## [TASK INPUT]
______________________________

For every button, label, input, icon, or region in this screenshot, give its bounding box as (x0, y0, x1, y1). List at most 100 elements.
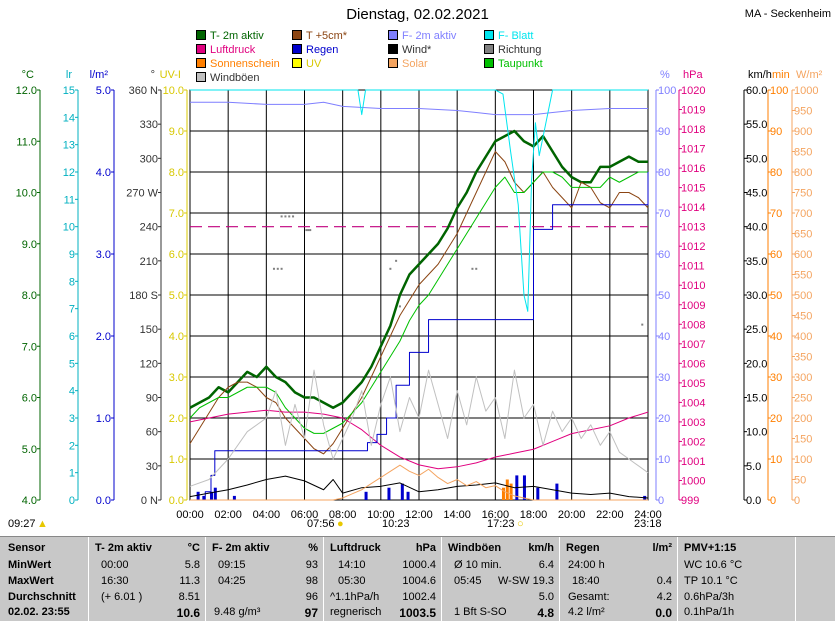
axis-tick-label: 1000 (794, 85, 818, 97)
axis-tick-label: 300 (794, 372, 812, 384)
stat-temp-avg: 8.51 (178, 591, 200, 603)
stat-row-min: MinWert (8, 559, 52, 571)
axis-tick-label: 500 (794, 290, 812, 302)
axis-tick-label: 3.0 (96, 249, 111, 261)
axis-tick-label: 2.0 (169, 413, 184, 425)
axis-tick-label: 1019 (681, 105, 705, 117)
stat-temp-current: 10.6 (176, 606, 200, 620)
direction-point (341, 413, 344, 416)
axis-tick-label: 2.0 (96, 331, 111, 343)
stat-press-min-time: 14:10 (338, 559, 366, 571)
legend-label: T- 2m aktiv (210, 30, 264, 42)
stat-wind-mean: 5.0 (538, 591, 554, 603)
axis-tick-label: 12 (63, 167, 75, 179)
axis-header: hPa (683, 69, 703, 81)
x-tick-label: 12:00 (405, 509, 433, 521)
axis-header: km/h (748, 69, 772, 81)
axis-tick-label: 40 (658, 331, 670, 343)
axis-tick-label: 0 (794, 495, 800, 507)
axis-tick-label: 4.0 (169, 331, 184, 343)
stats-col-empty (795, 537, 835, 621)
legend-swatch (196, 30, 206, 40)
bar-regen (400, 483, 404, 500)
axis-tick-label: 600 (794, 249, 812, 261)
legend-item: Taupunkt (484, 58, 543, 70)
axis-header: lr (66, 69, 72, 81)
stat-dewpoint: TP 10.1 °C (684, 575, 738, 587)
axis-tick-label: 10.0 (746, 427, 767, 439)
axis-tick-label: 45.0 (746, 188, 767, 200)
stat-rain-total: 4.2 (656, 591, 672, 603)
direction-point (307, 229, 310, 232)
axis-tick-label: 0 (69, 495, 75, 507)
bar-regen (387, 487, 391, 500)
stat-wind-max-time: 05:45 (454, 575, 482, 587)
axis-tick-label: 13 (63, 140, 75, 152)
axis-tick-label: 6.0 (169, 249, 184, 261)
axis-tick-label: 180 S (129, 290, 158, 302)
bar-regen (202, 495, 206, 500)
axis-tick-label: 4 (69, 386, 75, 398)
axis-tick-label: 0.0 (169, 495, 184, 507)
axis-tick-label: 3.0 (169, 372, 184, 384)
axis-tick-label: 450 (794, 311, 812, 323)
direction-point (272, 267, 275, 270)
series-f-blatt (190, 89, 648, 312)
axis-tick-label: 0 (770, 495, 776, 507)
legend-item: Sonnenschein (196, 58, 280, 70)
axis-tick-label: 210 (140, 256, 158, 268)
axis-tick-label: 80 (770, 167, 782, 179)
bar-sonnenschein (509, 483, 513, 500)
bar-regen (196, 491, 200, 500)
stat-pmv-header: PMV+1:15 (684, 542, 737, 554)
legend-item: T +5cm* (292, 30, 347, 42)
axis-header: °C (22, 69, 34, 81)
stat-rain-unit: l/m² (652, 542, 672, 554)
axis-tick-label: 300 (140, 153, 158, 165)
axis-tick-label: 8.0 (22, 290, 37, 302)
axis-tick-label: 50 (794, 475, 806, 487)
bar-regen (522, 475, 526, 500)
x-tick-label: 10:00 (367, 509, 395, 521)
legend-item: F- Blatt (484, 30, 533, 42)
stat-pressure-1h: 0.1hPa/1h (684, 606, 735, 618)
stat-pressure-3h: 0.6hPa/3h (684, 591, 735, 603)
axis-tick-label: 5.0 (746, 461, 761, 473)
legend-label: Windböen (210, 72, 260, 84)
axis-tick-label: 1018 (681, 124, 705, 136)
axis-tick-label: 1002 (681, 436, 705, 448)
axis-tick-label: 6.0 (22, 393, 37, 405)
axis-tick-label: 20.0 (746, 358, 767, 370)
x-tick-label: 02:00 (214, 509, 242, 521)
sunrise-icon: ● (337, 518, 344, 530)
bar-regen (209, 491, 213, 500)
axis-tick-label: 9.0 (169, 126, 184, 138)
axis-tick-label: 30.0 (746, 290, 767, 302)
legend-label: Sonnenschein (210, 58, 280, 70)
stat-rain-period: 24:00 h (568, 559, 605, 571)
bar-regen (232, 495, 236, 500)
legend-item: Luftdruck (196, 44, 255, 56)
axis-tick-label: 70 (658, 208, 670, 220)
axis-tick-label: 1005 (681, 378, 705, 390)
axis-tick-label: 1014 (681, 202, 705, 214)
axis-tick-label: 850 (794, 147, 812, 159)
axis-tick-label: 15 (63, 85, 75, 97)
series-luftdruck (189, 409, 649, 470)
direction-point (395, 259, 398, 262)
axis-tick-label: 1015 (681, 183, 705, 195)
legend-label: Richtung (498, 44, 542, 56)
stats-col-temp: T- 2m aktiv °C 00:00 5.8 16:30 11.3 (+ 6… (88, 537, 206, 621)
axis-tick-label: 100 (770, 85, 788, 97)
axis-tick-label: 1.0 (96, 413, 111, 425)
legend-label: Wind* (402, 44, 432, 56)
legend-swatch (484, 44, 494, 54)
axis-tick-label: 1006 (681, 358, 705, 370)
direction-point (475, 267, 478, 270)
sunset-label: 17:23 (487, 518, 515, 530)
bar-regen (213, 487, 217, 500)
axis-tick-label: 30 (658, 372, 670, 384)
axis-tick-label: 8.0 (169, 167, 184, 179)
axis-tick-label: 11.0 (16, 136, 37, 148)
axis-tick-label: 900 (794, 126, 812, 138)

______________________________

## [GIVEN REQUEST]
Reproduce the lines verbatim, starting at the one containing "axis-tick-label: 1000 (794, 85, 818, 97)" and ending at the one containing "stat-wind-mean: 5.0 (538, 591, 554, 603)", with both of those included.

## [OUTPUT FOR THIS EXERCISE]
axis-tick-label: 1000 (794, 85, 818, 97)
axis-tick-label: 300 (794, 372, 812, 384)
stat-temp-avg: 8.51 (178, 591, 200, 603)
stat-row-min: MinWert (8, 559, 52, 571)
axis-tick-label: 500 (794, 290, 812, 302)
axis-tick-label: 3.0 (96, 249, 111, 261)
axis-tick-label: 2.0 (169, 413, 184, 425)
axis-tick-label: 1019 (681, 105, 705, 117)
stat-temp-current: 10.6 (176, 606, 200, 620)
direction-point (341, 413, 344, 416)
axis-tick-label: 2.0 (96, 331, 111, 343)
stat-press-min-time: 14:10 (338, 559, 366, 571)
legend-label: T- 2m aktiv (210, 30, 264, 42)
stat-wind-mean: 5.0 (538, 591, 554, 603)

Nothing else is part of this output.